Reproduce every record below exactly as it appears.
%%
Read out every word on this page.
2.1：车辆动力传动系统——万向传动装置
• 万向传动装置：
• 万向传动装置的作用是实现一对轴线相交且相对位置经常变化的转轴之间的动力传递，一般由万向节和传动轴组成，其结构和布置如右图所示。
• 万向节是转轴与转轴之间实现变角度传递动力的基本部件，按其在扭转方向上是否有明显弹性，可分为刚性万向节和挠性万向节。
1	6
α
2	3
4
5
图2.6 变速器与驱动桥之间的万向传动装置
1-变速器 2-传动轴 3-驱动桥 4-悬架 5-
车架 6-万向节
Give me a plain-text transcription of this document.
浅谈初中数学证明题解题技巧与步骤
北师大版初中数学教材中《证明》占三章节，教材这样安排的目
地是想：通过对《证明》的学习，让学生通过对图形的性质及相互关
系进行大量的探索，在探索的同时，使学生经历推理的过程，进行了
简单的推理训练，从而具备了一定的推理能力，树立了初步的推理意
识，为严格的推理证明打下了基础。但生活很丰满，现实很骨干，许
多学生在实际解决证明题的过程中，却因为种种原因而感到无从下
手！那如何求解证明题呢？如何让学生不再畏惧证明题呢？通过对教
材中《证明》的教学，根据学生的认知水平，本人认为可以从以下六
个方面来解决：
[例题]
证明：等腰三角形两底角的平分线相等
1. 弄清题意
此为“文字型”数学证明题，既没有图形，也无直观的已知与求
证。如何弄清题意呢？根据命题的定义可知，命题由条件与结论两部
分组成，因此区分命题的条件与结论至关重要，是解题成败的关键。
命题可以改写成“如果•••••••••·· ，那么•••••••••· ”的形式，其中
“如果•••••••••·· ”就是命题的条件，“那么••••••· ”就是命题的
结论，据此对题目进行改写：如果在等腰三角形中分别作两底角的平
%%
**Solved exercise:**
Read out every word on this page.
2.1：车辆动力传动系统——万向传动装置
• 万向传动装置：
• 万向传动装置的作用是实现一对轴线相交且相对位置经常变化的转轴之间的动力传递，一般由万向节和传动轴组成，其结构和布置如右图所示。
• 万向节是转轴与转轴之间实现变角度传递动力的基本部件，按其在扭转方向上是否有明显弹性，可分为刚性万向节和挠性万向节。
1	6
α
2	3
4
5
图2.6 变速器与驱动桥之间的万向传动装置
1-变速器 2-传动轴 3-驱动桥 4-悬架 5-
车架 6-万向节
Give me a plain-text transcription of this document.
浅谈初中数学证明题解题技巧与步骤
北师大版初中数学教材中《证明》占三章节，教材这样安排的目
地是想：通过对《证明》的学习，让学生通过对图形的性质及相互关
系进行大量的探索，在探索的同时，使学生经历推理的过程，进行了
简单的推理训练，从而具备了一定的推理能力，树立了初步的推理意
识，为严格的推理证明打下了基础。但生活很丰满，现实很骨干，许
多学生在实际解决证明题的过程中，却因为种种原因而感到无从下
手！那如何求解证明题呢？如何让学生不再畏惧证明题呢？通过对教
材中《证明》的教学，根据学生的认知水平，本人认为可以从以下六
个方面来解决：
[例题]
证明：等腰三角形两底角的平分线相等
1. 弄清题意
此为“文字型”数学证明题，既没有图形，也无直观的已知与求
证。如何弄清题意呢？根据命题的定义可知，命题由条件与结论两部
分组成，因此区分命题的条件与结论至关重要，是解题成败的关键。
命题可以改写成“如果•••••••••·· ，那么•••••••••· ”的形式，其中
“如果•••••••••·· ”就是命题的条件，“那么••••••· ”就是命题的
结论，据此对题目进行改写：如果在等腰三角形中分别作两底角的平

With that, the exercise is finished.